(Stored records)

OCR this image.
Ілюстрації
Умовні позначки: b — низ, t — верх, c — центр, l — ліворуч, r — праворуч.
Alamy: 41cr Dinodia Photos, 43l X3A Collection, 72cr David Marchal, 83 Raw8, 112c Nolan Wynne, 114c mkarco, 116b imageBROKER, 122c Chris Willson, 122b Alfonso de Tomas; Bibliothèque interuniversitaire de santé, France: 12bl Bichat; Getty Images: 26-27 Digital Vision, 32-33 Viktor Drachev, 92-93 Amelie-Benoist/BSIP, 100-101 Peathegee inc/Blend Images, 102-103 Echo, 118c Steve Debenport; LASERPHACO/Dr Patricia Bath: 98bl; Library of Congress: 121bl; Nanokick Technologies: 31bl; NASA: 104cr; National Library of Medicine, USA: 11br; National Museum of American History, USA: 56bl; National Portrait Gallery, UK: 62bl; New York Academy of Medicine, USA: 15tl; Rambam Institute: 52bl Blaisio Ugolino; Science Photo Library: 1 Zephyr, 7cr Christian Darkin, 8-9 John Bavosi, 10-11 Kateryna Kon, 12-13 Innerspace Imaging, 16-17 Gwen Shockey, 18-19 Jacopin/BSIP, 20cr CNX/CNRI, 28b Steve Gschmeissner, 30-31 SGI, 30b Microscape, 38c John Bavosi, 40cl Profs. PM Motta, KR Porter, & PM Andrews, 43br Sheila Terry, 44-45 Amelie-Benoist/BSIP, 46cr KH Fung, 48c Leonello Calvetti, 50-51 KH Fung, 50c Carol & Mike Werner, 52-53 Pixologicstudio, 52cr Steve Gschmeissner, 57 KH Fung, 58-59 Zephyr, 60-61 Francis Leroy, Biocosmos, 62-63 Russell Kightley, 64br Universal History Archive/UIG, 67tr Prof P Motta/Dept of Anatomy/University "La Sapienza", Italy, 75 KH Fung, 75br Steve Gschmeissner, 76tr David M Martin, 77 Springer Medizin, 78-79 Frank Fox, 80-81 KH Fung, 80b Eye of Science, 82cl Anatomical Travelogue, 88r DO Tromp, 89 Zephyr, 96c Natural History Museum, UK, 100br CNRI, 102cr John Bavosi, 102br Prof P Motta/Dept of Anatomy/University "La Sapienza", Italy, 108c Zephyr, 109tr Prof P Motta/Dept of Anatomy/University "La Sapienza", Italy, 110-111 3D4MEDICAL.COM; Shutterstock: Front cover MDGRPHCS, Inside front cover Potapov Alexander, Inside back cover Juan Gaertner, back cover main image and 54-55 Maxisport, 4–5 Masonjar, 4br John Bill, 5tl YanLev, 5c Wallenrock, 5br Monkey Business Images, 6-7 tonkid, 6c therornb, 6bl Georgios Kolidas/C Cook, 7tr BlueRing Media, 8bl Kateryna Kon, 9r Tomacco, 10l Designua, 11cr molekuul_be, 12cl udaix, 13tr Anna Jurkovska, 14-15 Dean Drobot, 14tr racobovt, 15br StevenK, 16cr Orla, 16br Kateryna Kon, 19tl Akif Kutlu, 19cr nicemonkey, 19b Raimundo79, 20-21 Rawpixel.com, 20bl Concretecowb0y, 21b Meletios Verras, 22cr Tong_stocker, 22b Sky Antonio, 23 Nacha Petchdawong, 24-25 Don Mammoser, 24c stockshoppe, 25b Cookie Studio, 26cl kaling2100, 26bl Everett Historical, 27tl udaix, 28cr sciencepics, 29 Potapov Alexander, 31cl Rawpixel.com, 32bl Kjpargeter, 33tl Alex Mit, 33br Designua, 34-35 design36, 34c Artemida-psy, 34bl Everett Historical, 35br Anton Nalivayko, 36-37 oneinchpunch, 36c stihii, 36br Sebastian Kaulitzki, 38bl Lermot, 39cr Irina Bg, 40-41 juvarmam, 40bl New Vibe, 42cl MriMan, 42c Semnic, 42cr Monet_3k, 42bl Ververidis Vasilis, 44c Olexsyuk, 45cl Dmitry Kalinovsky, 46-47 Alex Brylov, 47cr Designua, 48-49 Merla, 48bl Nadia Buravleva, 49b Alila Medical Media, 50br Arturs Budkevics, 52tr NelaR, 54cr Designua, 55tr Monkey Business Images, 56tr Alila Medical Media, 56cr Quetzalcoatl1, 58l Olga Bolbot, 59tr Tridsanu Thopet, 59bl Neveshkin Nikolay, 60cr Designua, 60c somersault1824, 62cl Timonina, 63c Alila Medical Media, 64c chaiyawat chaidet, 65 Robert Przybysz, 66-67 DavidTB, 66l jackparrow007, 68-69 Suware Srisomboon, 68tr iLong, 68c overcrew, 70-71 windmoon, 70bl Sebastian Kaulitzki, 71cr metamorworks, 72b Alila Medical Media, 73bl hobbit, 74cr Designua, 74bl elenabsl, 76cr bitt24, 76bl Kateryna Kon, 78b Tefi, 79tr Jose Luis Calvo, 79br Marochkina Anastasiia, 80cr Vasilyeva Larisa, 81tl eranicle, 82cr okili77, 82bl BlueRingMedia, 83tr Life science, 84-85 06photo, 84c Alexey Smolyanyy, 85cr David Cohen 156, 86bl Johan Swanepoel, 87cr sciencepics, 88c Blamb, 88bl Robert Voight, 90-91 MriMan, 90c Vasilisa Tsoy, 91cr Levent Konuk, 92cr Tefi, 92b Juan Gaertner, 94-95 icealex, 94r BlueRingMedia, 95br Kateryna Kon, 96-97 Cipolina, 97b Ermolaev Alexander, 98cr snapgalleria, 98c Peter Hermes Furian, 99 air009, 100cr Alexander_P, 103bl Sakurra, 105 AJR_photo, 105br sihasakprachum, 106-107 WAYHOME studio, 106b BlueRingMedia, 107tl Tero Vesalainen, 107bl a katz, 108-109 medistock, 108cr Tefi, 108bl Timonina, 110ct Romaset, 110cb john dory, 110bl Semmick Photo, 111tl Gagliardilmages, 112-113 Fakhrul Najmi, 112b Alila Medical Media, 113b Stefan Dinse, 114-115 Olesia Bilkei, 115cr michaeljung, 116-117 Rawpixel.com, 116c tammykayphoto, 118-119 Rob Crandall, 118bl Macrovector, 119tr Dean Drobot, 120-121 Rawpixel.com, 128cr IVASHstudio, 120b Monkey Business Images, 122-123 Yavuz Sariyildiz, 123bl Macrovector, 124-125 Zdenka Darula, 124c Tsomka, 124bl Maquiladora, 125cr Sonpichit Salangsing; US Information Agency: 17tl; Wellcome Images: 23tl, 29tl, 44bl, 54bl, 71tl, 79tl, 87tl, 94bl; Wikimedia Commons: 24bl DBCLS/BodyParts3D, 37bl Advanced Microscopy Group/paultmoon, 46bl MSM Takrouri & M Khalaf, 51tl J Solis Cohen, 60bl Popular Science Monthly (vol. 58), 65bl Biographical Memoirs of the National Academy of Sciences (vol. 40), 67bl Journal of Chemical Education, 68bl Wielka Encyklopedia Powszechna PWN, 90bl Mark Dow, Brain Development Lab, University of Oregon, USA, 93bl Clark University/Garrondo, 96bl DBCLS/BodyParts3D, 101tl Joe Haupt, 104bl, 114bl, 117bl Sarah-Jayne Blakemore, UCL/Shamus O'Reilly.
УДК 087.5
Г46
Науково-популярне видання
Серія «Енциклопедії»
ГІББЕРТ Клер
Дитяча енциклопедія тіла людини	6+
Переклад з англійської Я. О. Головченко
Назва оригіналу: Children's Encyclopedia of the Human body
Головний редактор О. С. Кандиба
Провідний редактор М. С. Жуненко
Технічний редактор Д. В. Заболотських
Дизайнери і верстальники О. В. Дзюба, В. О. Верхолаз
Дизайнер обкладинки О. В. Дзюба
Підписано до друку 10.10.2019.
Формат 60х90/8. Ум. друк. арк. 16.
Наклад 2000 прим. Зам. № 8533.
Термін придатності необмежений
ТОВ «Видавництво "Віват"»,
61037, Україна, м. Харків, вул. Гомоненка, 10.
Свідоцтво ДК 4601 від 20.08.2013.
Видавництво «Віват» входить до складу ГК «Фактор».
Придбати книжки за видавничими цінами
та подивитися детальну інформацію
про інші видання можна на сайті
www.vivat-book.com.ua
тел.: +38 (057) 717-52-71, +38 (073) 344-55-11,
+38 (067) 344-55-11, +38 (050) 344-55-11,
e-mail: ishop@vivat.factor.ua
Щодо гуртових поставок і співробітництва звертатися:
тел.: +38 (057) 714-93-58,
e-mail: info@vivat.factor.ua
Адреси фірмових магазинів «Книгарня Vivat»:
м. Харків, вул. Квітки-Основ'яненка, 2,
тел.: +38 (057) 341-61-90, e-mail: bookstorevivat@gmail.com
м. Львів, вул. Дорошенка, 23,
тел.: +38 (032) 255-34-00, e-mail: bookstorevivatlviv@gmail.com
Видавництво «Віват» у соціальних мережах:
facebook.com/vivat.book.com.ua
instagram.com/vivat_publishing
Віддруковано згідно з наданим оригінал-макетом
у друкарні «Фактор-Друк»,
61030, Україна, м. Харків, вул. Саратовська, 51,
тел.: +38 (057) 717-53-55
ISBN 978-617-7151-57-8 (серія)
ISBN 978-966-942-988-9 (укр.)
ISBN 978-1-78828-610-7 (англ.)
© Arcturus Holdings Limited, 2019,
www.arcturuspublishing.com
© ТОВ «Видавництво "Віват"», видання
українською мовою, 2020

---

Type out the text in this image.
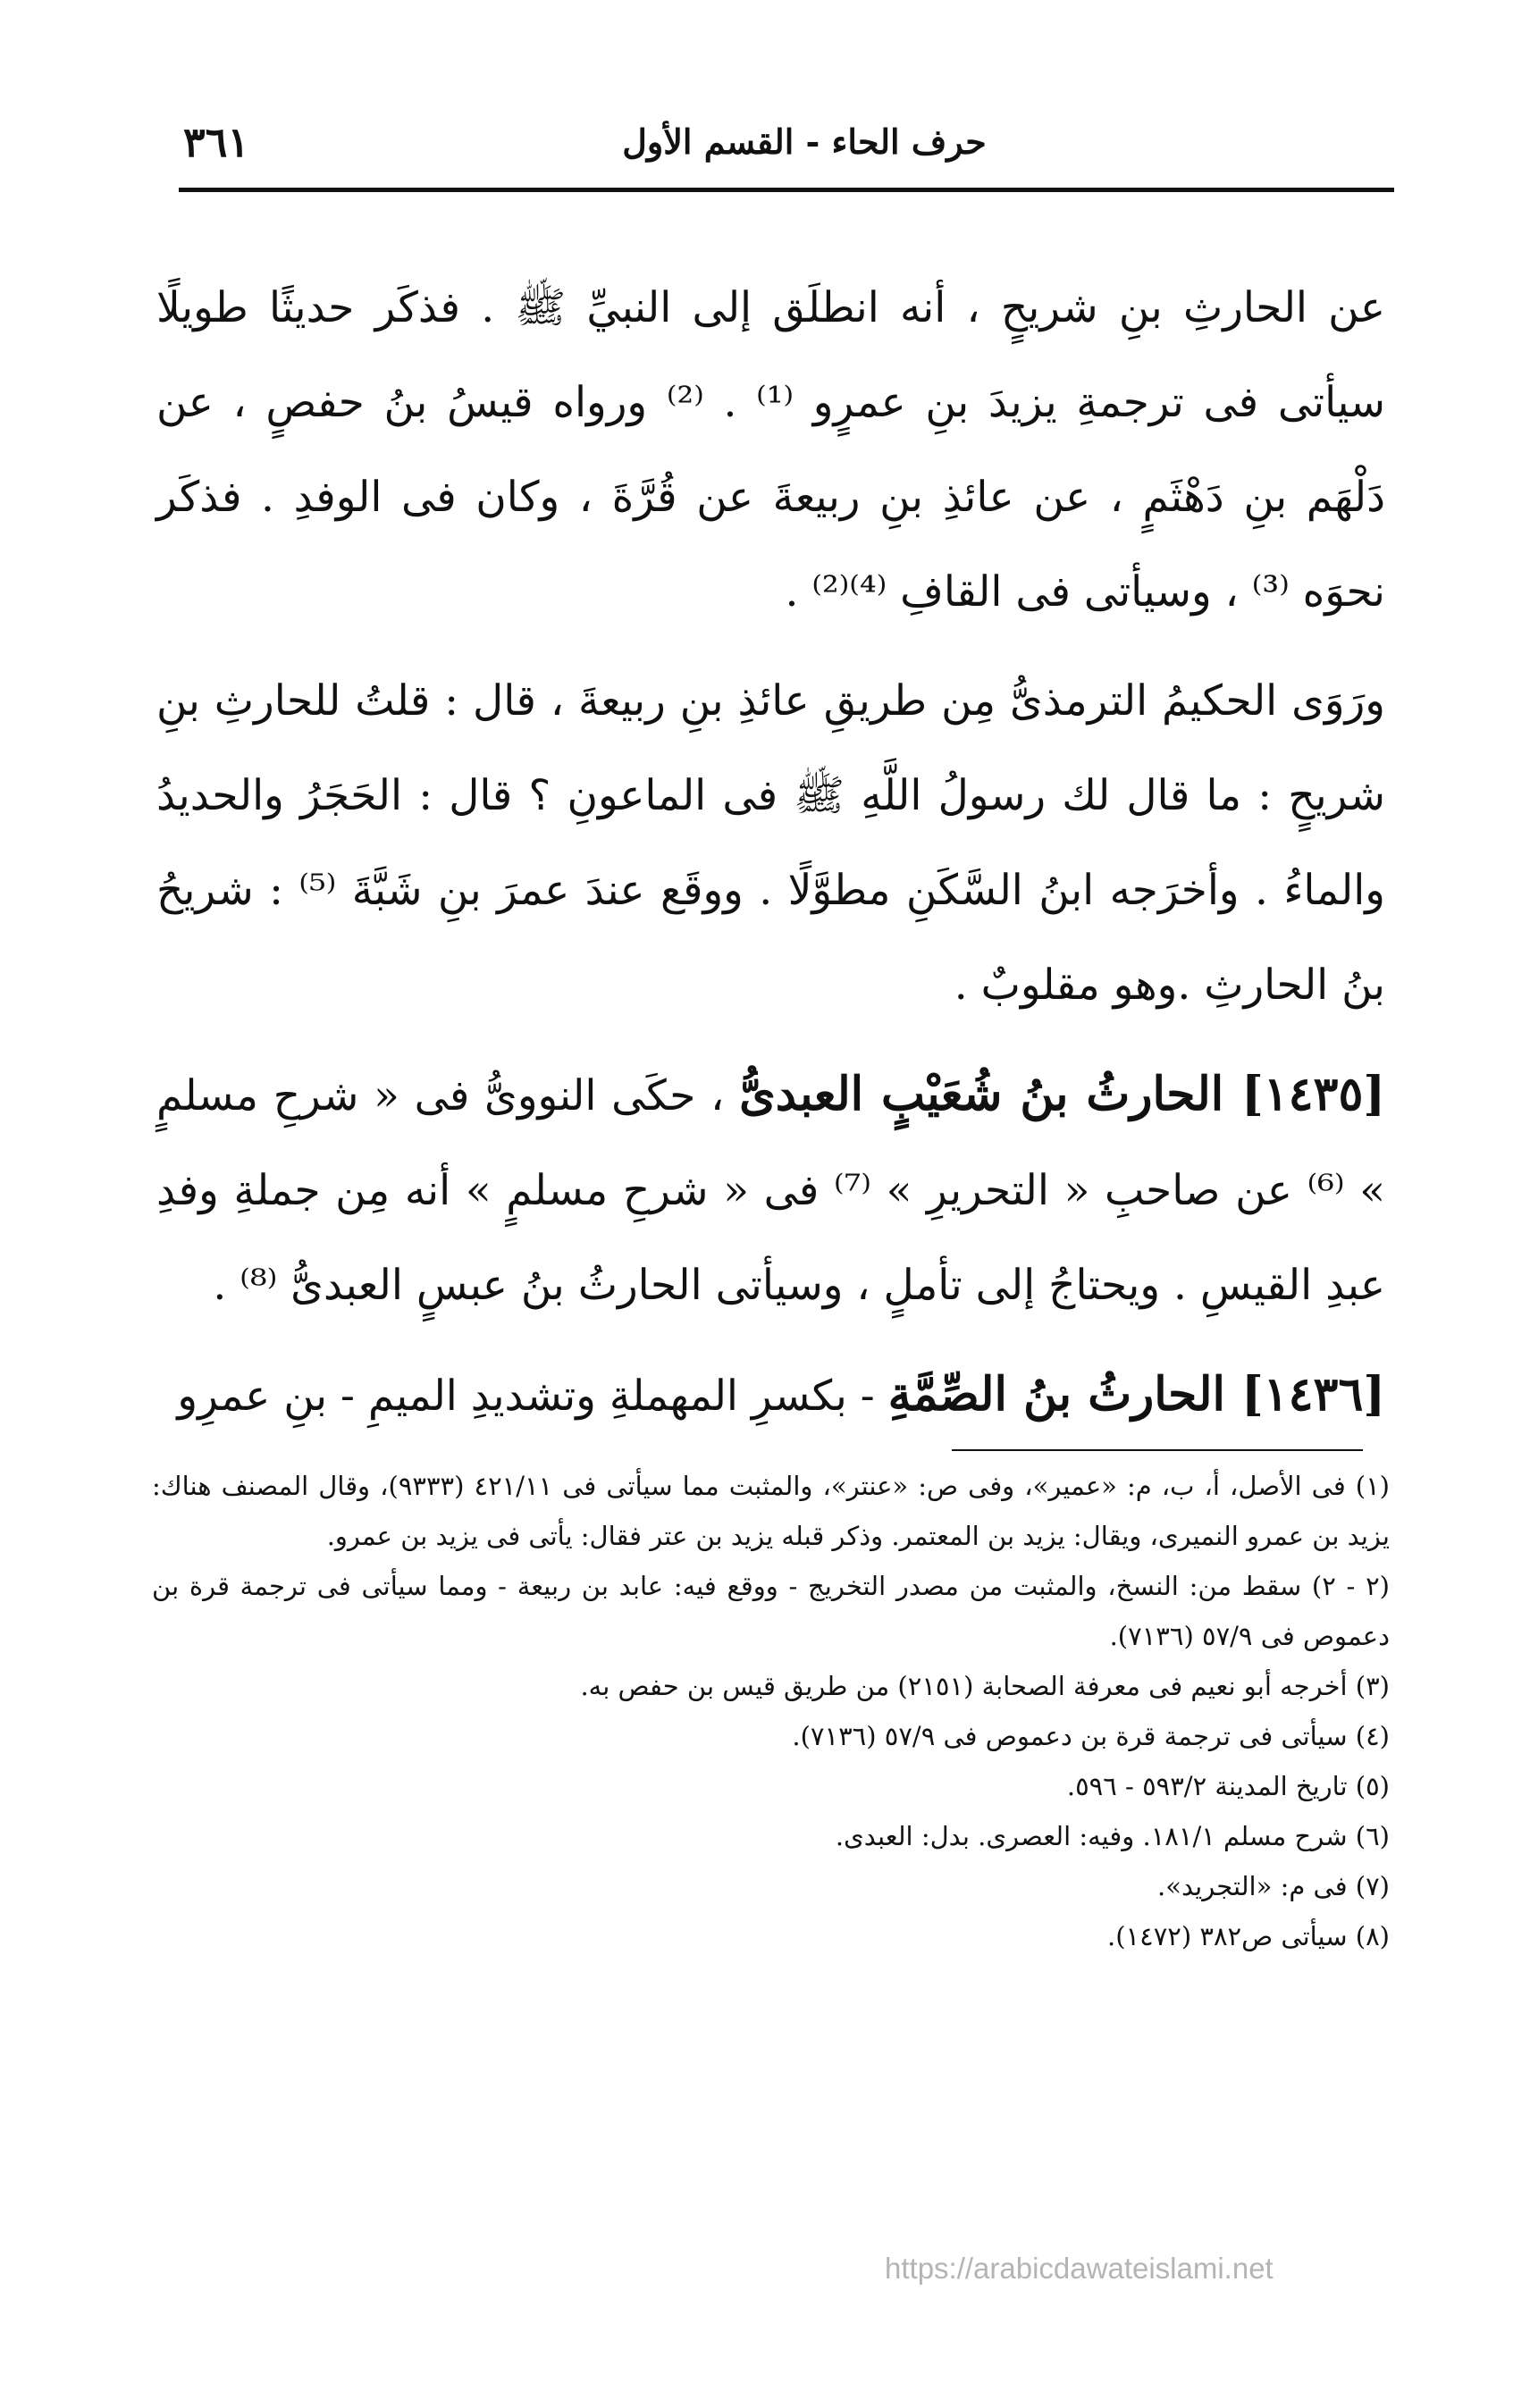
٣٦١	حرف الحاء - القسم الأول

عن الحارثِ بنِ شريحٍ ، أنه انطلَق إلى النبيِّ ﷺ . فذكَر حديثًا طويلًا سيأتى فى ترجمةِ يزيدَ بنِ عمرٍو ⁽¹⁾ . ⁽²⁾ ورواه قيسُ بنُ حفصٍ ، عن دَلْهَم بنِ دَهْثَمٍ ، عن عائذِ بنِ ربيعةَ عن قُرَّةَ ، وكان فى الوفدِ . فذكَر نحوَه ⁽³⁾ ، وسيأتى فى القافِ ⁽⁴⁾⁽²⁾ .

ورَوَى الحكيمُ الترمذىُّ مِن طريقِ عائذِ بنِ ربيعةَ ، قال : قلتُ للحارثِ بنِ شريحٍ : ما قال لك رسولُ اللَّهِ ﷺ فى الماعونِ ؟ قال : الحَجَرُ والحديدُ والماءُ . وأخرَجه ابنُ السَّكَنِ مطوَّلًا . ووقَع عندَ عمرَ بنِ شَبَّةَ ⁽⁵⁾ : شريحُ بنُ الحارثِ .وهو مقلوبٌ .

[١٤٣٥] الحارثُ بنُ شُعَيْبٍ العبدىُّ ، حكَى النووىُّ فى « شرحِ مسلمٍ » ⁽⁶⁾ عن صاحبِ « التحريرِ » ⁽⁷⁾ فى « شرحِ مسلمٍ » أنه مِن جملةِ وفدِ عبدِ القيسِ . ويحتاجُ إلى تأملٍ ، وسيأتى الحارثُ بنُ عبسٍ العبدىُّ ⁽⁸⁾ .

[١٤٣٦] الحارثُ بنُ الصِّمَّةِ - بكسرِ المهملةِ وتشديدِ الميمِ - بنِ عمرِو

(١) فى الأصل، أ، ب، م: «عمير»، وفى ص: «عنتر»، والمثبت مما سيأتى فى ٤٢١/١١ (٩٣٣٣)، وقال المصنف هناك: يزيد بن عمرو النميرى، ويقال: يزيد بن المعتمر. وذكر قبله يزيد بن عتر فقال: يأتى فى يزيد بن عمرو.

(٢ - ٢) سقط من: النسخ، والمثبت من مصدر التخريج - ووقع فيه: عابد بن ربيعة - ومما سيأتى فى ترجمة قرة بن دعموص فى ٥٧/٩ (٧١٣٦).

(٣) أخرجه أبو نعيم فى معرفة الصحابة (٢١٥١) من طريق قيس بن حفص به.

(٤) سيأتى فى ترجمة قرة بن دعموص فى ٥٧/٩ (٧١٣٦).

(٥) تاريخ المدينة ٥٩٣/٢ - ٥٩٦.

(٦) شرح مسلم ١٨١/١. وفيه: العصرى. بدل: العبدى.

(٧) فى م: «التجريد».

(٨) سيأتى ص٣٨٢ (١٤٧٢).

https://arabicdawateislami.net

**Instruction:** Check each line above for the string "والمثبت" and report how many lines have it, giving only the number.

**The response:** 2